▶ **Given problem**: Sort through the entries below and pull out lines containing the word "external".

BEGIN Supplied material

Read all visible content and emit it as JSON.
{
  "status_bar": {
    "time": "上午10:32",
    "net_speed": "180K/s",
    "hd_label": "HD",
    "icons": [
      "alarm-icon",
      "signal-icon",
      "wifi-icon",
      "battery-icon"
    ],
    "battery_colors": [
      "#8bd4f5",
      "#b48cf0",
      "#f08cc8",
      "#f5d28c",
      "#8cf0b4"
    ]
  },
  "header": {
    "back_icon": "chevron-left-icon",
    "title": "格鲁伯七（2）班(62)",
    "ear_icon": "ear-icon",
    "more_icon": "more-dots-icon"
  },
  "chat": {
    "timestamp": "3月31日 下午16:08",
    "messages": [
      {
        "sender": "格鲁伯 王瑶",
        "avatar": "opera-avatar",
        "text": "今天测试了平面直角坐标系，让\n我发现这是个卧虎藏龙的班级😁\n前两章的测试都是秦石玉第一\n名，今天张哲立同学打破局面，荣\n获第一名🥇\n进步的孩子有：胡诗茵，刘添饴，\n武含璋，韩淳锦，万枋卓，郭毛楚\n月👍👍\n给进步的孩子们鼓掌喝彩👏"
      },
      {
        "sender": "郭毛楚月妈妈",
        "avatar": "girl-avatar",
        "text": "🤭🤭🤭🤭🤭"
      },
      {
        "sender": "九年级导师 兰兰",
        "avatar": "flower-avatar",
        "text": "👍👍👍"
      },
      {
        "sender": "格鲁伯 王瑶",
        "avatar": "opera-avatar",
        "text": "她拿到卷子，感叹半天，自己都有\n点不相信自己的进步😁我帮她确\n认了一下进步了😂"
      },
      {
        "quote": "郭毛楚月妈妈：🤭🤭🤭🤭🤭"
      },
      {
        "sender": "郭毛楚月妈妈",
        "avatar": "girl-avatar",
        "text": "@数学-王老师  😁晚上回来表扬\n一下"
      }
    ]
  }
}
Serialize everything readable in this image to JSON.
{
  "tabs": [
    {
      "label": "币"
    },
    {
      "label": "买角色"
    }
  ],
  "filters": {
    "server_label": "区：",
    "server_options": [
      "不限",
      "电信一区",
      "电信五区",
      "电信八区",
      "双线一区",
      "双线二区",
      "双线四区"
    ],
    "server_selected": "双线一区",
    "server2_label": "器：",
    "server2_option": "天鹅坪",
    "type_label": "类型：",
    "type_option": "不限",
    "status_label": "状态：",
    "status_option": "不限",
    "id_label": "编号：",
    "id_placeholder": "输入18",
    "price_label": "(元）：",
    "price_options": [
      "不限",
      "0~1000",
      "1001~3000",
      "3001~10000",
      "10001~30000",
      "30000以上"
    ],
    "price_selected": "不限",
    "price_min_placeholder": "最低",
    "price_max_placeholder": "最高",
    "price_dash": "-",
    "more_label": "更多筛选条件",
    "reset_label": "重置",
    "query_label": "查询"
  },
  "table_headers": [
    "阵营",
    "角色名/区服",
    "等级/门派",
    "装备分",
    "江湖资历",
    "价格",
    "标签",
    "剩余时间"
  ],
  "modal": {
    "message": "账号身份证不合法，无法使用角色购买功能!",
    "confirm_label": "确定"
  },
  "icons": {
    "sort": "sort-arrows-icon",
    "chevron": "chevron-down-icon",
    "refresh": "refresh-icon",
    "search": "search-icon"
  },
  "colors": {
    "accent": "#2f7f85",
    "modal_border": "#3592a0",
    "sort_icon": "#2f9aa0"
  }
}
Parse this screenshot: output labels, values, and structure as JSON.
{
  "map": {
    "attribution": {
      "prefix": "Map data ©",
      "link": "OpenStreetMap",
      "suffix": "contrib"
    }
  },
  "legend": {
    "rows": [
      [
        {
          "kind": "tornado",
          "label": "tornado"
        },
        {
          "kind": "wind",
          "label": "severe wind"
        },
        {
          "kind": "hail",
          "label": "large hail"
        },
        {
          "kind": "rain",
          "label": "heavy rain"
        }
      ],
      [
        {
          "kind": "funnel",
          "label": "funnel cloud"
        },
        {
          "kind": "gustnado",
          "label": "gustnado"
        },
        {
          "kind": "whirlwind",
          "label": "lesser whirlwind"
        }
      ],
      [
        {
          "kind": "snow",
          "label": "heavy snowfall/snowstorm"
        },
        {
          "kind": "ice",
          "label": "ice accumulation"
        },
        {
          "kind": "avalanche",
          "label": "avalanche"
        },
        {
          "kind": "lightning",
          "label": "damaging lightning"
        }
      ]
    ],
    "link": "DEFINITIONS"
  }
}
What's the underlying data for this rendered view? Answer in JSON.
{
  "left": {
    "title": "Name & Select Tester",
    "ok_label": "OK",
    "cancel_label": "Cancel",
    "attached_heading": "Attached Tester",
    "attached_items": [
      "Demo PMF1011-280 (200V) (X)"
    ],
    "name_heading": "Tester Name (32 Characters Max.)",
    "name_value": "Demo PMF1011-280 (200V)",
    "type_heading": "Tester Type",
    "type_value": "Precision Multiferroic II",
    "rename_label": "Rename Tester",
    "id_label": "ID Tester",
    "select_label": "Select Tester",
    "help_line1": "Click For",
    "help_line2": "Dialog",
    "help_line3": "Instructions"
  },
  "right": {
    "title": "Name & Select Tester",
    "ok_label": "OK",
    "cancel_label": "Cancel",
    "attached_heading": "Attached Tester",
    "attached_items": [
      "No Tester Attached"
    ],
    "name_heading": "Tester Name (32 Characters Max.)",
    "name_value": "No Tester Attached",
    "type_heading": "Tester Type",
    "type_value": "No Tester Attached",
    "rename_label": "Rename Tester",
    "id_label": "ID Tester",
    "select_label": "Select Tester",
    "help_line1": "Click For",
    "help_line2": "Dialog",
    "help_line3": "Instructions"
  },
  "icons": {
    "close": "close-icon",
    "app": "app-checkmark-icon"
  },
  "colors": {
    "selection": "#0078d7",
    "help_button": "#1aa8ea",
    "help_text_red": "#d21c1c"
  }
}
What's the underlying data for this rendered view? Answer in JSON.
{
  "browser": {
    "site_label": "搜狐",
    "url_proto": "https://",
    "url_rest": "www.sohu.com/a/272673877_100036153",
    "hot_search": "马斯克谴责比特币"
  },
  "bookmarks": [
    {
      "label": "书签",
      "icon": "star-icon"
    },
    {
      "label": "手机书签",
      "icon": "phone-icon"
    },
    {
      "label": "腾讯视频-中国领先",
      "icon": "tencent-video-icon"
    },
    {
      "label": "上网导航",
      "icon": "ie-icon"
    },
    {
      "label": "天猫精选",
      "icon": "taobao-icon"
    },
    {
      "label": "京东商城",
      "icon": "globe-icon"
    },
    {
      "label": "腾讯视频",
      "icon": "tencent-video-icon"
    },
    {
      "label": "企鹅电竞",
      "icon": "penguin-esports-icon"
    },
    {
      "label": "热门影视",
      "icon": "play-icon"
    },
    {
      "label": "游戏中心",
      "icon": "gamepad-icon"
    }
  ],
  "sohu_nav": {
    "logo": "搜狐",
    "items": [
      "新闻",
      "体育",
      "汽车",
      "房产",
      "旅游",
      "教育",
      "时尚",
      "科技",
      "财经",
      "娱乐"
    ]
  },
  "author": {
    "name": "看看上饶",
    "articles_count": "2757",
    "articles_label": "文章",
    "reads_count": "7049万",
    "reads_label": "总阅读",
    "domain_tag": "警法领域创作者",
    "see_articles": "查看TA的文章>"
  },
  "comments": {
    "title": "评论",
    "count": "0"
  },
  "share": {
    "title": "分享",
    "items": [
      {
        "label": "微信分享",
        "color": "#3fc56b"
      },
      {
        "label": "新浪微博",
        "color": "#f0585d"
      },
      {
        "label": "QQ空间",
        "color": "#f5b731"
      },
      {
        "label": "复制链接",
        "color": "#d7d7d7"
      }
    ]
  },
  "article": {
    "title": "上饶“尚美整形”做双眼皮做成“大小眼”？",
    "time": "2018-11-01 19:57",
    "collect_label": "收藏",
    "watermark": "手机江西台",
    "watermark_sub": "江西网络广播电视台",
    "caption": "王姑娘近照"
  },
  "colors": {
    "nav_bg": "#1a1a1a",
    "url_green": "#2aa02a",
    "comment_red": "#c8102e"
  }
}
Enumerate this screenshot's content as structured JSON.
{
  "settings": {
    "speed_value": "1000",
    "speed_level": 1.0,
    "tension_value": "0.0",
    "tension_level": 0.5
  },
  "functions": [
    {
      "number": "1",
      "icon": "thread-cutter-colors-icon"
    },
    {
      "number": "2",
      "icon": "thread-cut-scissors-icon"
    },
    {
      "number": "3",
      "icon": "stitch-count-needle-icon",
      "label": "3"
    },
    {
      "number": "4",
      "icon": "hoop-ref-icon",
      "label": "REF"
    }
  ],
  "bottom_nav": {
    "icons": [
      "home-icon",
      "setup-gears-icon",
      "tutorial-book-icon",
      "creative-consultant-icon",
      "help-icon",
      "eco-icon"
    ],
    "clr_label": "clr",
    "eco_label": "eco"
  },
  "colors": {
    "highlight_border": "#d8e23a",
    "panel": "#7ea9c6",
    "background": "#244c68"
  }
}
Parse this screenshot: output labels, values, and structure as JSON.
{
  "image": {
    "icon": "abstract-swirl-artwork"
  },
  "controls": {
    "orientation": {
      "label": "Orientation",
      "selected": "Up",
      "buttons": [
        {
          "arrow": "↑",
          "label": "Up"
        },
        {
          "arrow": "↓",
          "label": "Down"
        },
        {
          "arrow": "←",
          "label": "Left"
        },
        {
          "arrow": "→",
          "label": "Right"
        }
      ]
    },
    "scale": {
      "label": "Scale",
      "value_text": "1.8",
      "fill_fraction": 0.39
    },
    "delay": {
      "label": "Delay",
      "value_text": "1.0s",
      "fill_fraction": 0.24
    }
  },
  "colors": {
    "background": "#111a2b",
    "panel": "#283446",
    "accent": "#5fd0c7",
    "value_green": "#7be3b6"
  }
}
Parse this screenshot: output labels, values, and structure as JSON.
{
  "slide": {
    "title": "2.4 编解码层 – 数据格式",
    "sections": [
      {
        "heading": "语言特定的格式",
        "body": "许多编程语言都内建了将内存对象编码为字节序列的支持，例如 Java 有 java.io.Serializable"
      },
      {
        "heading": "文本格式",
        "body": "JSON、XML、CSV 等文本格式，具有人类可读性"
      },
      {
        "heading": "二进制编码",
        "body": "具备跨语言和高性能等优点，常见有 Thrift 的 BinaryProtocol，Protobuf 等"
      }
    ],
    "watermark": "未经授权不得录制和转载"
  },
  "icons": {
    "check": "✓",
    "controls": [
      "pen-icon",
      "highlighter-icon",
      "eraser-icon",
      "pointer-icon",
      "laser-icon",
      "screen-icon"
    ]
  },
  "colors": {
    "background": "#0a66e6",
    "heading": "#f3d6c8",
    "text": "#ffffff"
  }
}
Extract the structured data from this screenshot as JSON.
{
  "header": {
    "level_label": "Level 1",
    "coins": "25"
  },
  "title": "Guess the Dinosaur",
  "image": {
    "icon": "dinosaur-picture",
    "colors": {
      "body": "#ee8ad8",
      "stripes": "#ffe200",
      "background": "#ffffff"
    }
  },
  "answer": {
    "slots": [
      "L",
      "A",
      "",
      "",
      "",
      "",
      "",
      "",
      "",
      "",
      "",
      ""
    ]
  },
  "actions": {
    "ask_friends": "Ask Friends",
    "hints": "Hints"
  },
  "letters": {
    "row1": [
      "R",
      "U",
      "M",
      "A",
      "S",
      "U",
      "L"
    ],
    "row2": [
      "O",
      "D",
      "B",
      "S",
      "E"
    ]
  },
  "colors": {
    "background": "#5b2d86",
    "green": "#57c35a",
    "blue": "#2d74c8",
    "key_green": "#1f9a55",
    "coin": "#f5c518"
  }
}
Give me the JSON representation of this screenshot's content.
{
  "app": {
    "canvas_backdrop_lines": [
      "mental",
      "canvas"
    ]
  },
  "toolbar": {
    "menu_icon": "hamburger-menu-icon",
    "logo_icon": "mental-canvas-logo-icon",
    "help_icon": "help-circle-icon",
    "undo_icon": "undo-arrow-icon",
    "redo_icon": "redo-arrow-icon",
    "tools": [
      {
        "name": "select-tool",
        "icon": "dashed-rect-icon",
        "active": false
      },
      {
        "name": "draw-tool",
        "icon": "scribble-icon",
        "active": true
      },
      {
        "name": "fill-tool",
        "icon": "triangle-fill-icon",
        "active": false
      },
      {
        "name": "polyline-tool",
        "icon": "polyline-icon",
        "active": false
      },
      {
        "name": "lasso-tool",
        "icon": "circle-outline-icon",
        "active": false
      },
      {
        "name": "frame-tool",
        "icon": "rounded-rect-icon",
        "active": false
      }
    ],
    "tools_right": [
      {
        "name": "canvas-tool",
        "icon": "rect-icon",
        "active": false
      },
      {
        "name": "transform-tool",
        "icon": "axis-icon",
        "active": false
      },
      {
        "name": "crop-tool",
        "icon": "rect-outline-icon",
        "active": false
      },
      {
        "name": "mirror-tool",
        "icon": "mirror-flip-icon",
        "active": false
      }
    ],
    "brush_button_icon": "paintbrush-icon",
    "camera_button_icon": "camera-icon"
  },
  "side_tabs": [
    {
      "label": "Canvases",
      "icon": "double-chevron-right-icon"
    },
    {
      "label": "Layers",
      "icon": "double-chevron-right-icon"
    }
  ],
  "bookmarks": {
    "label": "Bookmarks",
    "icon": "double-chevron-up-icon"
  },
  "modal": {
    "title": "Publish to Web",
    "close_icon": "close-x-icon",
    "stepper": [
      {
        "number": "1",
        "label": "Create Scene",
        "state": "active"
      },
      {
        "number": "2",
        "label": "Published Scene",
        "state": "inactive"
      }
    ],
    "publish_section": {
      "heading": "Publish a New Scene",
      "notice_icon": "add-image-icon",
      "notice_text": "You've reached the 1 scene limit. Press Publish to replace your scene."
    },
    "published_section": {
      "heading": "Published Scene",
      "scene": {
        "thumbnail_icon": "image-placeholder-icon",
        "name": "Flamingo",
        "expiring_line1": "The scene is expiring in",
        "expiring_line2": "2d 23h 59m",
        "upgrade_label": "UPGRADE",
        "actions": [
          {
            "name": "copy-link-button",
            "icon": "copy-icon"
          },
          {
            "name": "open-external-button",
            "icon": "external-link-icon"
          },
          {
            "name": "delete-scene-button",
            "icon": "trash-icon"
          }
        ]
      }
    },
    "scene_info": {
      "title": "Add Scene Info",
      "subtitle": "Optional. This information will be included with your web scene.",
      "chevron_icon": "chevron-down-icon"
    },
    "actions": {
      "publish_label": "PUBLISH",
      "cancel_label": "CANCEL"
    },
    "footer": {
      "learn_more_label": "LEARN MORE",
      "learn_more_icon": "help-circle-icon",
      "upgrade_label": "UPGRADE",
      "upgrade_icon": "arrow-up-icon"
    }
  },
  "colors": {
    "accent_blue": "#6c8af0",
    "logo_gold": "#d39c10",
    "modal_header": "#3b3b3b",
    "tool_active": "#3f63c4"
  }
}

END Supplied material

▶ **Exercise response**:
            "name": "open-external-button",
            "icon": "external-link-icon"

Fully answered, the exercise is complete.